## DIRECTIONS:
Retype the material word for word.

## DATA ROWS:
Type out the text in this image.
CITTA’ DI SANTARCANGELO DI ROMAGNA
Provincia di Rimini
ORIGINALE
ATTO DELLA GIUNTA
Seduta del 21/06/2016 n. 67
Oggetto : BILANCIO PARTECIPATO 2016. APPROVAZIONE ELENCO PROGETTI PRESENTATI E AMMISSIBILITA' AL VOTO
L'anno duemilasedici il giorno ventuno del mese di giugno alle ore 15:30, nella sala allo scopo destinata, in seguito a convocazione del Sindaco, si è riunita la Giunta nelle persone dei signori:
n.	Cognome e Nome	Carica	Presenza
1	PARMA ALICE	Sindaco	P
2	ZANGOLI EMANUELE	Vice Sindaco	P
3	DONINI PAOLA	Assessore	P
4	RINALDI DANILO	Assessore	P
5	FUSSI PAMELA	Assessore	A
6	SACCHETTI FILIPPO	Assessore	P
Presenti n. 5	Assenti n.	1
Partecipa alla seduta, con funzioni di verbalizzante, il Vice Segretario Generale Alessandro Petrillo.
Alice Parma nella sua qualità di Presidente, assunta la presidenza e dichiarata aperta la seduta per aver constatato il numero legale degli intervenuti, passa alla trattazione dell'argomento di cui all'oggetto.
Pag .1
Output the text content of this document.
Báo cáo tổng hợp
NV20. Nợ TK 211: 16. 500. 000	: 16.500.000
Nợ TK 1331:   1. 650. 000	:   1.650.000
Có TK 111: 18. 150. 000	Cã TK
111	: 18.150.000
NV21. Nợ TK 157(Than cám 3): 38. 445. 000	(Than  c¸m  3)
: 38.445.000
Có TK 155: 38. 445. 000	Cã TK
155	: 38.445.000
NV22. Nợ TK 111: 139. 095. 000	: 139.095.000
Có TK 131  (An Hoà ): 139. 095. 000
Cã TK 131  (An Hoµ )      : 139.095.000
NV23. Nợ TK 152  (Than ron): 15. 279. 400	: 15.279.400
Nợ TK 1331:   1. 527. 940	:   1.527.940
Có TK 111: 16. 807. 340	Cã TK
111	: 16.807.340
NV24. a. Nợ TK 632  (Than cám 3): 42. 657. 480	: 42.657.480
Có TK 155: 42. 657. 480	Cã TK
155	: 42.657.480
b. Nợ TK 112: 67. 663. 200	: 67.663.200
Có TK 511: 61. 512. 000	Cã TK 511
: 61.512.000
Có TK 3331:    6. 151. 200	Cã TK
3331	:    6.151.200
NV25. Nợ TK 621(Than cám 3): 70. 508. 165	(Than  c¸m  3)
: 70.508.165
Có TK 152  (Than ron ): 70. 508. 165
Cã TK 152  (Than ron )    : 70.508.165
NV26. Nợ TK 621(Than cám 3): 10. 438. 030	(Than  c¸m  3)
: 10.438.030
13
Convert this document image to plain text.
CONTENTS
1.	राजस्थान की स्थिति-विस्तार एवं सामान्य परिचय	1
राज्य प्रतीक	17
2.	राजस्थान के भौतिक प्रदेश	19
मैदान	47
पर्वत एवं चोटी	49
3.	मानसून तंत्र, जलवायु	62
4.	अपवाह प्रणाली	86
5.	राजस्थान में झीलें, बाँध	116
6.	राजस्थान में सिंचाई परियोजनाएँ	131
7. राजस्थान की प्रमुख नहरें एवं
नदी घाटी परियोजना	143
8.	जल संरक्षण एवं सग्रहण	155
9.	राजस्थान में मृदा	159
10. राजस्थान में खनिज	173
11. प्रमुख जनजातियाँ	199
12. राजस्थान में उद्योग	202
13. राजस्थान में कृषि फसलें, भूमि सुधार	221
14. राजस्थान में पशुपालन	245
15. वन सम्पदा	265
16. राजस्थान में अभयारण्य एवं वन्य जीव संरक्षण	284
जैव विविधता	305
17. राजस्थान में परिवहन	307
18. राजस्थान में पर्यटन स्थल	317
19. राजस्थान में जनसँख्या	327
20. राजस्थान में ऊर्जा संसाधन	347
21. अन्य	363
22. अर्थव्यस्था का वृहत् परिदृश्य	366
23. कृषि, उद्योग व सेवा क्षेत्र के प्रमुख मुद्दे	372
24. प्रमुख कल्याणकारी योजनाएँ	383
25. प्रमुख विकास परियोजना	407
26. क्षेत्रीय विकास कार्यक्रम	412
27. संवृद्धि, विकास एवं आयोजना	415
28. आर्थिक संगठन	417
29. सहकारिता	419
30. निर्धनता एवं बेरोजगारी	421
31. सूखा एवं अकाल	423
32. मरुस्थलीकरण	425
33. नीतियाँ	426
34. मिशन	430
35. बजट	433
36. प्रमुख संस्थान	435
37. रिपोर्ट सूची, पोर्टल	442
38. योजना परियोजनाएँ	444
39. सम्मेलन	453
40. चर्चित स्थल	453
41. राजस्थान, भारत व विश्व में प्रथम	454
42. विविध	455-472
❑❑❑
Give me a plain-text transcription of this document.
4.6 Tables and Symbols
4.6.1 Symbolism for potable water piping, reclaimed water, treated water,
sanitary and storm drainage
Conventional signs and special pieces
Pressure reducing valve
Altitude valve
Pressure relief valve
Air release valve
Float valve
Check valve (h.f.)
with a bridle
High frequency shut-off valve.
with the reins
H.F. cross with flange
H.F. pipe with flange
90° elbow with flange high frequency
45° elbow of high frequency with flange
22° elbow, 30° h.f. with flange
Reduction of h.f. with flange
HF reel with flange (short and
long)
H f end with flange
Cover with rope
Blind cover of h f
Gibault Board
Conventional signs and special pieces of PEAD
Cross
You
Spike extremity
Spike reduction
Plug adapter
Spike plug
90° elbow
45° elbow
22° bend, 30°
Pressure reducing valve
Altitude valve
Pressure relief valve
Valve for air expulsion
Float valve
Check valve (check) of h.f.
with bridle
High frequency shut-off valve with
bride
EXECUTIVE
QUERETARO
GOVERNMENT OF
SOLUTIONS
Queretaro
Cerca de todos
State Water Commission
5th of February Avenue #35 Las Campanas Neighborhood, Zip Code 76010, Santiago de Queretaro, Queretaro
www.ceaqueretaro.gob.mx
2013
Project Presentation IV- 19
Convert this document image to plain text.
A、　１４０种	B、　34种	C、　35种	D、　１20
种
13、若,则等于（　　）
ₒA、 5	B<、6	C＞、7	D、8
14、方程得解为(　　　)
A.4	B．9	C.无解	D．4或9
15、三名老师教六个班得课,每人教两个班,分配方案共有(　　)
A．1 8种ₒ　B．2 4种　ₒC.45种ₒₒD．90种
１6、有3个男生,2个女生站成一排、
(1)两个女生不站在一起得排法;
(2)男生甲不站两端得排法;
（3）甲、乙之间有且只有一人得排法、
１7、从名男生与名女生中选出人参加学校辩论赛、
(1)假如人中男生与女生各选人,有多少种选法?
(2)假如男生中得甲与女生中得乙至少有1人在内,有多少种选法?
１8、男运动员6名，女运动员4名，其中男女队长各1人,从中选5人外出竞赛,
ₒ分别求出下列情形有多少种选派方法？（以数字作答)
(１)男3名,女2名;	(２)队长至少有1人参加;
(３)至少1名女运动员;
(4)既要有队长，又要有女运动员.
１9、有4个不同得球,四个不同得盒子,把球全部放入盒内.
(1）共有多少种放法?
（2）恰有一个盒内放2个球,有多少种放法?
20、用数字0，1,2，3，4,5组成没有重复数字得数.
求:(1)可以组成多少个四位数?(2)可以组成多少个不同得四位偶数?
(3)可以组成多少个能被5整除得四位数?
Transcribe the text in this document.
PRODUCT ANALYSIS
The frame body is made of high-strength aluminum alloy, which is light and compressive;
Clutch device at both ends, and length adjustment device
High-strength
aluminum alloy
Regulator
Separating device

## RESULT OF THIS TASK:
Type out the text in this image.
CITTA’ DI SANTARCANGELO DI ROMAGNA
Provincia di Rimini
ORIGINALE
ATTO DELLA GIUNTA
Seduta del 21/06/2016 n. 67
Oggetto : BILANCIO PARTECIPATO 2016. APPROVAZIONE ELENCO PROGETTI PRESENTATI E AMMISSIBILITA' AL VOTO
L'anno duemilasedici il giorno ventuno del mese di giugno alle ore 15:30, nella sala allo scopo destinata, in seguito a convocazione del Sindaco, si è riunita la Giunta nelle persone dei signori:
n.	Cognome e Nome	Carica	Presenza
1	PARMA ALICE	Sindaco	P
2	ZANGOLI EMANUELE	Vice Sindaco	P
3	DONINI PAOLA	Assessore	P
4	RINALDI DANILO	Assessore	P
5	FUSSI PAMELA	Assessore	A
6	SACCHETTI FILIPPO	Assessore	P
Presenti n. 5	Assenti n.	1
Partecipa alla seduta, con funzioni di verbalizzante, il Vice Segretario Generale Alessandro Petrillo.
Alice Parma nella sua qualità di Presidente, assunta la presidenza e dichiarata aperta la seduta per aver constatato il numero legale degli intervenuti, passa alla trattazione dell'argomento di cui all'oggetto.
Pag .1
Output the text content of this document.
Báo cáo tổng hợp
NV20. Nợ TK 211: 16. 500. 000	: 16.500.000
Nợ TK 1331:   1. 650. 000	:   1.650.000
Có TK 111: 18. 150. 000	Cã TK
111	: 18.150.000
NV21. Nợ TK 157(Than cám 3): 38. 445. 000	(Than  c¸m  3)
: 38.445.000
Có TK 155: 38. 445. 000	Cã TK
155	: 38.445.000
NV22. Nợ TK 111: 139. 095. 000	: 139.095.000
Có TK 131  (An Hoà ): 139. 095. 000
Cã TK 131  (An Hoµ )      : 139.095.000
NV23. Nợ TK 152  (Than ron): 15. 279. 400	: 15.279.400
Nợ TK 1331:   1. 527. 940	:   1.527.940
Có TK 111: 16. 807. 340	Cã TK
111	: 16.807.340
NV24. a. Nợ TK 632  (Than cám 3): 42. 657. 480	: 42.657.480
Có TK 155: 42. 657. 480	Cã TK
155	: 42.657.480
b. Nợ TK 112: 67. 663. 200	: 67.663.200
Có TK 511: 61. 512. 000	Cã TK 511
: 61.512.000
Có TK 3331:    6. 151. 200	Cã TK
3331	:    6.151.200
NV25. Nợ TK 621(Than cám 3): 70. 508. 165	(Than  c¸m  3)
: 70.508.165
Có TK 152  (Than ron ): 70. 508. 165
Cã TK 152  (Than ron )    : 70.508.165
NV26. Nợ TK 621(Than cám 3): 10. 438. 030	(Than  c¸m  3)
: 10.438.030
13
Convert this document image to plain text.
CONTENTS
1.	राजस्थान की स्थिति-विस्तार एवं सामान्य परिचय	1
राज्य प्रतीक	17
2.	राजस्थान के भौतिक प्रदेश	19
मैदान	47
पर्वत एवं चोटी	49
3.	मानसून तंत्र, जलवायु	62
4.	अपवाह प्रणाली	86
5.	राजस्थान में झीलें, बाँध	116
6.	राजस्थान में सिंचाई परियोजनाएँ	131
7. राजस्थान की प्रमुख नहरें एवं
नदी घाटी परियोजना	143
8.	जल संरक्षण एवं सग्रहण	155
9.	राजस्थान में मृदा	159
10. राजस्थान में खनिज	173
11. प्रमुख जनजातियाँ	199
12. राजस्थान में उद्योग	202
13. राजस्थान में कृषि फसलें, भूमि सुधार	221
14. राजस्थान में पशुपालन	245
15. वन सम्पदा	265
16. राजस्थान में अभयारण्य एवं वन्य जीव संरक्षण	284
जैव विविधता	305
17. राजस्थान में परिवहन	307
18. राजस्थान में पर्यटन स्थल	317
19. राजस्थान में जनसँख्या	327
20. राजस्थान में ऊर्जा संसाधन	347
21. अन्य	363
22. अर्थव्यस्था का वृहत् परिदृश्य	366
23. कृषि, उद्योग व सेवा क्षेत्र के प्रमुख मुद्दे	372
24. प्रमुख कल्याणकारी योजनाएँ	383
25. प्रमुख विकास परियोजना	407
26. क्षेत्रीय विकास कार्यक्रम	412
27. संवृद्धि, विकास एवं आयोजना	415
28. आर्थिक संगठन	417
29. सहकारिता	419
30. निर्धनता एवं बेरोजगारी	421
31. सूखा एवं अकाल	423
32. मरुस्थलीकरण	425
33. नीतियाँ	426
34. मिशन	430
35. बजट	433
36. प्रमुख संस्थान	435
37. रिपोर्ट सूची, पोर्टल	442
38. योजना परियोजनाएँ	444
39. सम्मेलन	453
40. चर्चित स्थल	453
41. राजस्थान, भारत व विश्व में प्रथम	454
42. विविध	455-472
❑❑❑
Give me a plain-text transcription of this document.
4.6 Tables and Symbols
4.6.1 Symbolism for potable water piping, reclaimed water, treated water,
sanitary and storm drainage
Conventional signs and special pieces
Pressure reducing valve
Altitude valve
Pressure relief valve
Air release valve
Float valve
Check valve (h.f.)
with a bridle
High frequency shut-off valve.
with the reins
H.F. cross with flange
H.F. pipe with flange
90° elbow with flange high frequency
45° elbow of high frequency with flange
22° elbow, 30° h.f. with flange
Reduction of h.f. with flange
HF reel with flange (short and
long)
H f end with flange
Cover with rope
Blind cover of h f
Gibault Board
Conventional signs and special pieces of PEAD
Cross
You
Spike extremity
Spike reduction
Plug adapter
Spike plug
90° elbow
45° elbow
22° bend, 30°
Pressure reducing valve
Altitude valve
Pressure relief valve
Valve for air expulsion
Float valve
Check valve (check) of h.f.
with bridle
High frequency shut-off valve with
bride
EXECUTIVE
QUERETARO
GOVERNMENT OF
SOLUTIONS
Queretaro
Cerca de todos
State Water Commission
5th of February Avenue #35 Las Campanas Neighborhood, Zip Code 76010, Santiago de Queretaro, Queretaro
www.ceaqueretaro.gob.mx
2013
Project Presentation IV- 19
Convert this document image to plain text.
A、　１４０种	B、　34种	C、　35种	D、　１20
种
13、若,则等于（　　）
ₒA、 5	B<、6	C＞、7	D、8
14、方程得解为(　　　)
A.4	B．9	C.无解	D．4或9
15、三名老师教六个班得课,每人教两个班,分配方案共有(　　)
A．1 8种ₒ　B．2 4种　ₒC.45种ₒₒD．90种
１6、有3个男生,2个女生站成一排、
(1)两个女生不站在一起得排法;
(2)男生甲不站两端得排法;
（3）甲、乙之间有且只有一人得排法、
１7、从名男生与名女生中选出人参加学校辩论赛、
(1)假如人中男生与女生各选人,有多少种选法?
(2)假如男生中得甲与女生中得乙至少有1人在内,有多少种选法?
１8、男运动员6名，女运动员4名，其中男女队长各1人,从中选5人外出竞赛,
ₒ分别求出下列情形有多少种选派方法？（以数字作答)
(１)男3名,女2名;	(２)队长至少有1人参加;
(３)至少1名女运动员;
(4)既要有队长，又要有女运动员.
１9、有4个不同得球,四个不同得盒子,把球全部放入盒内.
(1）共有多少种放法?
（2）恰有一个盒内放2个球,有多少种放法?
20、用数字0，1,2，3，4,5组成没有重复数字得数.
求:(1)可以组成多少个四位数?(2)可以组成多少个不同得四位偶数?
(3)可以组成多少个能被5整除得四位数?
Transcribe the text in this document.
PRODUCT ANALYSIS
The frame body is made of high-strength aluminum alloy, which is light and compressive;
Clutch device at both ends, and length adjustment device
High-strength
aluminum alloy
Regulator
Separating device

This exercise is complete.